Task directions:
Reproduce the following material exactly, including every line.
*****
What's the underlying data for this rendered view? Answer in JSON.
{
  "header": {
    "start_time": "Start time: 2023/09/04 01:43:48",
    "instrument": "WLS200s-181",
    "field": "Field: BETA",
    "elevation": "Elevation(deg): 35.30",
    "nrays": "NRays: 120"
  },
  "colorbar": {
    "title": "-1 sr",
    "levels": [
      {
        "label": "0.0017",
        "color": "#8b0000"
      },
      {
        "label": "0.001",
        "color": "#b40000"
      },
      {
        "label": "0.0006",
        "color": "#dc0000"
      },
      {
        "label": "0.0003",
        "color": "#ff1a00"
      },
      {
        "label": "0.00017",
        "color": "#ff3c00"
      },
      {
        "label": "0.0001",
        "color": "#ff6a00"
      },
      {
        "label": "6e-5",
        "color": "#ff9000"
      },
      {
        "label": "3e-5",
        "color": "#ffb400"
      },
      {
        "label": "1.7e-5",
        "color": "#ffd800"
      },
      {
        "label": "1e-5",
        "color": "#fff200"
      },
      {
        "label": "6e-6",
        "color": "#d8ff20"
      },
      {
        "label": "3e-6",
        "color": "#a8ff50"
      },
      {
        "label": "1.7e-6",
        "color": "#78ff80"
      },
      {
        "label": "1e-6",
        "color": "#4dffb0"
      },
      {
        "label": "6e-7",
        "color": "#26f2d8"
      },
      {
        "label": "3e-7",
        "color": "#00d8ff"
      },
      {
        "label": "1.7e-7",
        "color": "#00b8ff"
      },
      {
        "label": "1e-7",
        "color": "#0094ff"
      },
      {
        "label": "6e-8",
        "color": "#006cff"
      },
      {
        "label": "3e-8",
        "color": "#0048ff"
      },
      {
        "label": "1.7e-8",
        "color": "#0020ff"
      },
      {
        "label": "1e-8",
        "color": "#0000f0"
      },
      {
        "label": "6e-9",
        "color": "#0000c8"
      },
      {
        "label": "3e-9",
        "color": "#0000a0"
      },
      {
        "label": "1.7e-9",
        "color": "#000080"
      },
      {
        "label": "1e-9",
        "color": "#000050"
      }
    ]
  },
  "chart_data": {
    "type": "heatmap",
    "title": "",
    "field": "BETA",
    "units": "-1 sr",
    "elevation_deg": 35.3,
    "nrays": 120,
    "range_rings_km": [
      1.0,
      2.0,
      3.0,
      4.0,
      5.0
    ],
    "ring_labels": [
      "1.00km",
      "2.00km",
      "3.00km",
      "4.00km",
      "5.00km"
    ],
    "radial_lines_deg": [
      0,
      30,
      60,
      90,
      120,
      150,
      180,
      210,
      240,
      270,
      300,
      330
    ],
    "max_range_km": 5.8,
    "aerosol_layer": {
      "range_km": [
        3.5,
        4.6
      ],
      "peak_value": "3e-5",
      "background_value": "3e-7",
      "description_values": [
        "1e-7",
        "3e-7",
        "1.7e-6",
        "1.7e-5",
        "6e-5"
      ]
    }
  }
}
*****
Output:
What's the underlying data for this rendered view? Answer in JSON.
{
  "header": {
    "start_time": "Start time: 2023/09/04 01:43:48",
    "instrument": "WLS200s-181",
    "field": "Field: BETA",
    "elevation": "Elevation(deg): 35.30",
    "nrays": "NRays: 120"
  },
  "colorbar": {
    "title": "-1 sr",
    "levels": [
      {
        "label": "0.0017",
        "color": "#8b0000"
      },
      {
        "label": "0.001",
        "color": "#b40000"
      },
      {
        "label": "0.0006",
        "color": "#dc0000"
      },
      {
        "label": "0.0003",
        "color": "#ff1a00"
      },
      {
        "label": "0.00017",
        "color": "#ff3c00"
      },
      {
        "label": "0.0001",
        "color": "#ff6a00"
      },
      {
        "label": "6e-5",
        "color": "#ff9000"
      },
      {
        "label": "3e-5",
        "color": "#ffb400"
      },
      {
        "label": "1.7e-5",
        "color": "#ffd800"
      },
      {
        "label": "1e-5",
        "color": "#fff200"
      },
      {
        "label": "6e-6",
        "color": "#d8ff20"
      },
      {
        "label": "3e-6",
        "color": "#a8ff50"
      },
      {
        "label": "1.7e-6",
        "color": "#78ff80"
      },
      {
        "label": "1e-6",
        "color": "#4dffb0"
      },
      {
        "label": "6e-7",
        "color": "#26f2d8"
      },
      {
        "label": "3e-7",
        "color": "#00d8ff"
      },
      {
        "label": "1.7e-7",
        "color": "#00b8ff"
      },
      {
        "label": "1e-7",
        "color": "#0094ff"
      },
      {
        "label": "6e-8",
        "color": "#006cff"
      },
      {
        "label": "3e-8",
        "color": "#0048ff"
      },
      {
        "label": "1.7e-8",
        "color": "#0020ff"
      },
      {
        "label": "1e-8",
        "color": "#0000f0"
      },
      {
        "label": "6e-9",
        "color": "#0000c8"
      },
      {
        "label": "3e-9",
        "color": "#0000a0"
      },
      {
        "label": "1.7e-9",
        "color": "#000080"
      },
      {
        "label": "1e-9",
        "color": "#000050"
      }
    ]
  },
  "chart_data": {
    "type": "heatmap",
    "title": "",
    "field": "BETA",
    "units": "-1 sr",
    "elevation_deg": 35.3,
    "nrays": 120,
    "range_rings_km": [
      1.0,
      2.0,
      3.0,
      4.0,
      5.0
    ],
    "ring_labels": [
      "1.00km",
      "2.00km",
      "3.00km",
      "4.00km",
      "5.00km"
    ],
    "radial_lines_deg": [
      0,
      30,
      60,
      90,
      120,
      150,
      180,
      210,
      240,
      270,
      300,
      330
    ],
    "max_range_km": 5.8,
    "aerosol_layer": {
      "range_km": [
        3.5,
        4.6
      ],
      "peak_value": "3e-5",
      "background_value": "3e-7",
      "description_values": [
        "1e-7",
        "3e-7",
        "1.7e-6",
        "1.7e-5",
        "6e-5"
      ]
    }
  }
}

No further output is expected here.